Aim 1 | In the article about Linda Buthelezi, what instrument did Lady Sintu play in the 2012 God Sons and Daughter lineup?

/ 9 August 2016

Linda Buthelezi and his new God Sons and Daughter outfit re-emerges revived

Awkward frontman Linda Buthelezi has returned with a quiet
Awkward frontman Linda Buthelezi has returned with a quiet

There are uncanny similarities in names between God Sons and Daughter and Gypsy Sun and Rainbows. The latter is a short-lived post-Experience Jimi Hendrix experiment while the former is a post-BLK JKS Linda Buthelezi-fronted group that, since its debut in 2012, has remained enigmatic at best.

For their leaders, at least, both projects symbolised a return to Earth, after the space race of fame, having only partial control of their creative direction (or their senses) and the pre-packaged pyrotechnics of the three-minute rock song.

But of course, 1969-era Hendrix and post-2010 World Cup BLK JKS are worlds and philosophies apart, such that Buthelezi considers the comparisons merely a fortuitous coincidence.

After having fronted the BLK JKS for all of its existence, and then disappearing from public view, Linda Buthelezi informally released a clutch of songs under the moniker of God Sons and Daughter (Gsand) in 2012. The lineup then contained Sello Skhalo Montwedi, who had played drums for Sankomota, Spanish Fly on bass, Lady Sintu on saxophone and Buthelezi on vocals and guitar.

Buthelezi sung a large number of the material in isiZulu and, instead of the overwrought lyrics typical of JKS material, restricted himself to the cyclical repetition of a few phrases.

The shift was gargantuan. While being frontman of the JKS, Buthelezi sang to himself, more or less; obscuring his face at every opportunity and generally eschewing the showmanship associated with his role. In the roughly mixed songs he presented later, he sang with the air of a ghostly presence coming to stake his claim among the living. Buthelezi sang as if his whole being was propelled by the wind or some supernatural force, yelping for dear life while escaping the valley of the dead. Buthelezi only seemed to be after the emotional wellspring of the songs, reprising his lines for varying effect and relying less on fuzz and distortion towards that end.

After some sessions at the SABC and the buzz the dispersal of those songs generated, Buthelezi vanished again, leaving the rumour mill to speak on his behalf. There was talk of domestic violence and substance abuse, or as his former bandmates put it, not showing up for rehearsals.

In between the mayhem, there were shows. Sometime in 2014, a slightly off kilter Buthelezi showed up for a series of ramshackle acoustic shows that showed promise in reprising the material in the public domain but little else.

At the time, a woman named Buya Simonde purported to be his manager but even her enthusiasm netted little in actually locating Buthelezi outside of the furtive appearance. Indeed, after the BLK JKS, Buthelezi seemed to have acquired more phone numbers than songs.

Aim 2 | In the records, take the part that opens with the line containing "editor-toolbar: Add a" and closes with the line containing "gerbera-daisy-photo (67, 313, 220, 463)", and write only that part out again with "image-tile" swapped for "photo-tile" and everything else unchanged.

Data |
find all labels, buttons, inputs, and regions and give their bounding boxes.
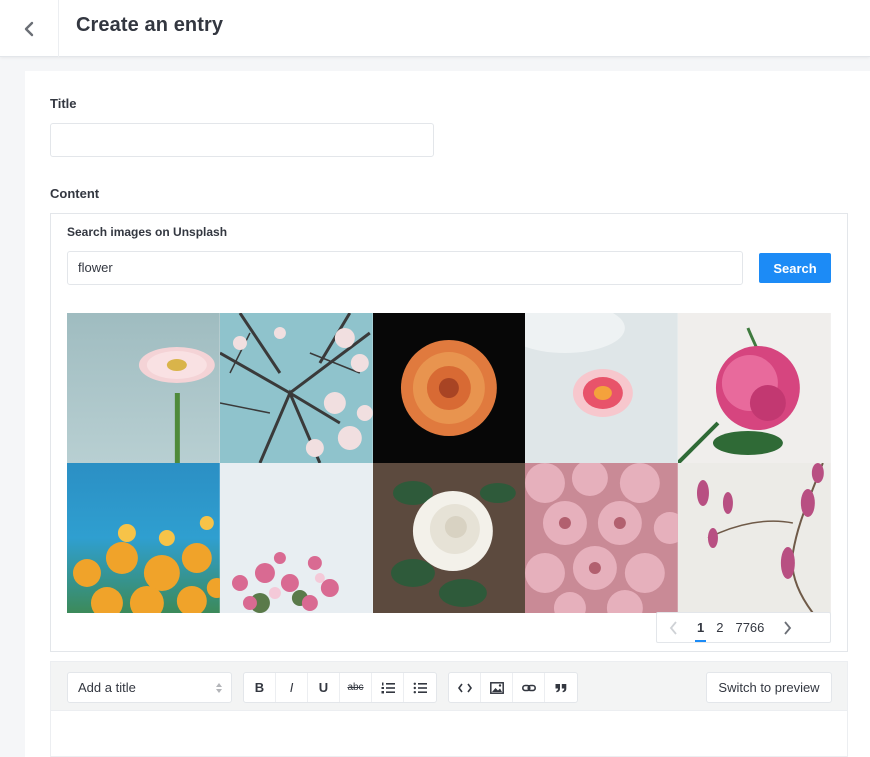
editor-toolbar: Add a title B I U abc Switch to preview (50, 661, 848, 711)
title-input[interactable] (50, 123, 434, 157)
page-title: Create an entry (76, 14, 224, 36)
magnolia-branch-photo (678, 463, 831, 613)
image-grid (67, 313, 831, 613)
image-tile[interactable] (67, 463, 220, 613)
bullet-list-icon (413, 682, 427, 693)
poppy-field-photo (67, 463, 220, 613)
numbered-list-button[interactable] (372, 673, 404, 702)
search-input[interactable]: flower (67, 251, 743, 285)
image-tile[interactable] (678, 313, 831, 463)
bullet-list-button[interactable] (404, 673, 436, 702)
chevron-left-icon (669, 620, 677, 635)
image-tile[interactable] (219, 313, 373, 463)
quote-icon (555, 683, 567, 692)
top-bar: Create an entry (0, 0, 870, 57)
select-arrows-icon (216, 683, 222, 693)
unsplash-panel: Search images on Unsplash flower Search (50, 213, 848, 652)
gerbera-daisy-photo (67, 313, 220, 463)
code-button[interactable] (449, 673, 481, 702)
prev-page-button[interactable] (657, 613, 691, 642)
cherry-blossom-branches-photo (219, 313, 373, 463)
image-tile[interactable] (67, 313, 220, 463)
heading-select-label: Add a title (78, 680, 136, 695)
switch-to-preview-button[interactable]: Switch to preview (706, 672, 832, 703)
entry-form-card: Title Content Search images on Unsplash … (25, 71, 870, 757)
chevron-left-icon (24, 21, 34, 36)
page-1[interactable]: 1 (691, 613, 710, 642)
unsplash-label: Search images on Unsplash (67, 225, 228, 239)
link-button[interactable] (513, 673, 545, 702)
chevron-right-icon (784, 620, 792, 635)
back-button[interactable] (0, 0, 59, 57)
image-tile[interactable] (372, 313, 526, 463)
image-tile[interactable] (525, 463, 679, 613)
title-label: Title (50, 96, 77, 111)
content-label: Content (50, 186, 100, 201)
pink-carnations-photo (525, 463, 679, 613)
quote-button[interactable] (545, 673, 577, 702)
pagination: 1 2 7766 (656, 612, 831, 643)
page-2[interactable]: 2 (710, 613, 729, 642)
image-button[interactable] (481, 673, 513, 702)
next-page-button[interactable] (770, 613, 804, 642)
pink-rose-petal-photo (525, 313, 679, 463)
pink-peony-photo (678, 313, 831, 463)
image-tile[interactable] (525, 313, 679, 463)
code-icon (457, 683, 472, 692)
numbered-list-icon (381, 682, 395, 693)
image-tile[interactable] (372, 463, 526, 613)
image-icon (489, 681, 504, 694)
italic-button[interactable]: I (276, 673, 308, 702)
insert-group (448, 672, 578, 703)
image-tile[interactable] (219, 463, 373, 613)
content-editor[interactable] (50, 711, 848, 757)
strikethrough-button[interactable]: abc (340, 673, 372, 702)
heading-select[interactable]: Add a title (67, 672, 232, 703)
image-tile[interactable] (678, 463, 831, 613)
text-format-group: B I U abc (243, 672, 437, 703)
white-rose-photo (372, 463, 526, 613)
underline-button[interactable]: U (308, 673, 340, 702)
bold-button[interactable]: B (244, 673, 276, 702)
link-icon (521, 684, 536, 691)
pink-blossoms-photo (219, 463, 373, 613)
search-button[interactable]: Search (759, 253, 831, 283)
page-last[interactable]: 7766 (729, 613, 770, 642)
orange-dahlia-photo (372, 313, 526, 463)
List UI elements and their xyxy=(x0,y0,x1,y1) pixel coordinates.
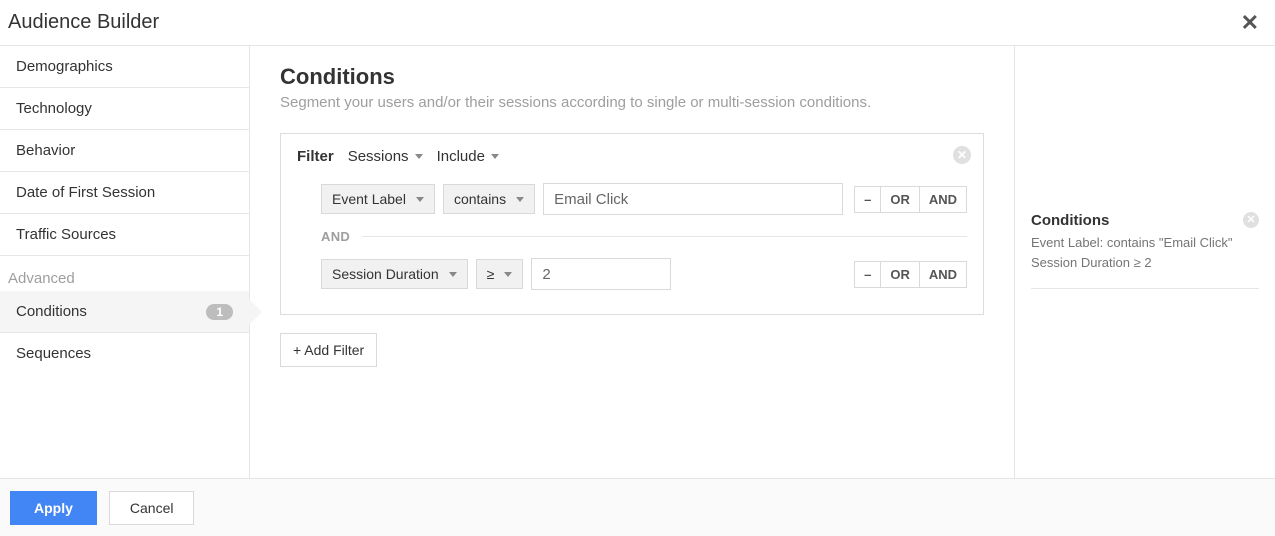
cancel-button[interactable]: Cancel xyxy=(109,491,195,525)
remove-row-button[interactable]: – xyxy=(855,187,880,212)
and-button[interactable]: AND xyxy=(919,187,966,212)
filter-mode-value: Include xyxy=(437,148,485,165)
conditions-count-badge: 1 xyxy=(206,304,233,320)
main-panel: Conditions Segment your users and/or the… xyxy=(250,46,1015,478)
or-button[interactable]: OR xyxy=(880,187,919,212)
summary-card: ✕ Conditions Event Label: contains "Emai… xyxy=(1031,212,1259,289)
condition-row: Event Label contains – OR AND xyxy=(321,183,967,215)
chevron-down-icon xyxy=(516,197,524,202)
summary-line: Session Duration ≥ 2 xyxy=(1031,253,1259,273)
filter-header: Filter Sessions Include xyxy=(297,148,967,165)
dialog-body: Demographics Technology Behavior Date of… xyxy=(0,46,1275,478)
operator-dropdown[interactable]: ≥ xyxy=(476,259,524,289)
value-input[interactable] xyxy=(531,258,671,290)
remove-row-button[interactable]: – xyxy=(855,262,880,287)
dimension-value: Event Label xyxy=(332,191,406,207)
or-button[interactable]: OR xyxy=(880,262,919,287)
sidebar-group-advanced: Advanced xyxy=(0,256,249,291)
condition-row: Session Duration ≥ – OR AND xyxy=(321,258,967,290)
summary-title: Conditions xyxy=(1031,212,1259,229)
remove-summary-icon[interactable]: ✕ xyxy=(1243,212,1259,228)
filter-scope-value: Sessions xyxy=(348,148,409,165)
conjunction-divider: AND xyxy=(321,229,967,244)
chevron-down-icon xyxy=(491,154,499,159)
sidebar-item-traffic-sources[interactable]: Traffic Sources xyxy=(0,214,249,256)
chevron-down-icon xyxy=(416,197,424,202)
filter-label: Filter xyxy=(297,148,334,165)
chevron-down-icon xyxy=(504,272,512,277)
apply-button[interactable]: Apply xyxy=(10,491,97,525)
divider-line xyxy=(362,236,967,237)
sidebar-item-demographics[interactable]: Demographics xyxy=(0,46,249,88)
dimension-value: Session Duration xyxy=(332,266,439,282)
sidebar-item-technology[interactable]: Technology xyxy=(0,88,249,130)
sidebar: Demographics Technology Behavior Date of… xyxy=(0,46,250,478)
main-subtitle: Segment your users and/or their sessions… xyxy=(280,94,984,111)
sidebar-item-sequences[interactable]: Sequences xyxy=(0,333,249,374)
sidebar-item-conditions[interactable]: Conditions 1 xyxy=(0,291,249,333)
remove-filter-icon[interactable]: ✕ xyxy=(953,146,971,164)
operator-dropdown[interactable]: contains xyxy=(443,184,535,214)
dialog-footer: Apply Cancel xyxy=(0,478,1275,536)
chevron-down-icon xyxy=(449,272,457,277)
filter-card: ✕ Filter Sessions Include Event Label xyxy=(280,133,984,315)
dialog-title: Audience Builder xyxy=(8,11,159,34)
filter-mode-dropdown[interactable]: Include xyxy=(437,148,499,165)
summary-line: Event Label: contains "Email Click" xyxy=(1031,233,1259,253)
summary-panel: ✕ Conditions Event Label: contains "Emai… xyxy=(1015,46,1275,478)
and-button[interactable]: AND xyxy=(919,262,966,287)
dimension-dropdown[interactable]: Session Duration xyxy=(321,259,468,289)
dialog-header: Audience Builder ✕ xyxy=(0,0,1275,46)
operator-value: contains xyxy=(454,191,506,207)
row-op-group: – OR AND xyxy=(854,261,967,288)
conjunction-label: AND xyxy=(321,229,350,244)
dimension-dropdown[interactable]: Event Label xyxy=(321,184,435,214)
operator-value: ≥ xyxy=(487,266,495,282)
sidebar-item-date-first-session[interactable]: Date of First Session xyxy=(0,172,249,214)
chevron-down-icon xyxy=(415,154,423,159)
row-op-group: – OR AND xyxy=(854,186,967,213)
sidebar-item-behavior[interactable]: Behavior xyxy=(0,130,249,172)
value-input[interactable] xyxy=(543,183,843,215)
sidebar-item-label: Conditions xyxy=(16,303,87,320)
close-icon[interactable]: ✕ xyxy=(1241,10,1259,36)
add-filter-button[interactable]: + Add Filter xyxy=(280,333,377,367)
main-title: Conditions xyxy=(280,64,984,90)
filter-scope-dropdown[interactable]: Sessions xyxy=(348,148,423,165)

Expected answer 1 | Saxophone.

Expected answer 2 |
editor-toolbar: Add a title B I U abc Switch to preview (50, 661, 848, 711)
title-input[interactable] (50, 123, 434, 157)
page-title: Create an entry (76, 14, 224, 36)
magnolia-branch-photo (678, 463, 831, 613)
image-grid (67, 313, 831, 613)
photo-tile[interactable] (67, 463, 220, 613)
bullet-list-icon (413, 682, 427, 693)
poppy-field-photo (67, 463, 220, 613)
numbered-list-button[interactable] (372, 673, 404, 702)
search-input[interactable]: flower (67, 251, 743, 285)
photo-tile[interactable] (678, 313, 831, 463)
bullet-list-button[interactable] (404, 673, 436, 702)
chevron-left-icon (669, 620, 677, 635)
photo-tile[interactable] (219, 313, 373, 463)
quote-icon (555, 683, 567, 692)
top-bar: Create an entry (0, 0, 870, 57)
select-arrows-icon (216, 683, 222, 693)
unsplash-panel: Search images on Unsplash flower Search (50, 213, 848, 652)
gerbera-daisy-photo (67, 313, 220, 463)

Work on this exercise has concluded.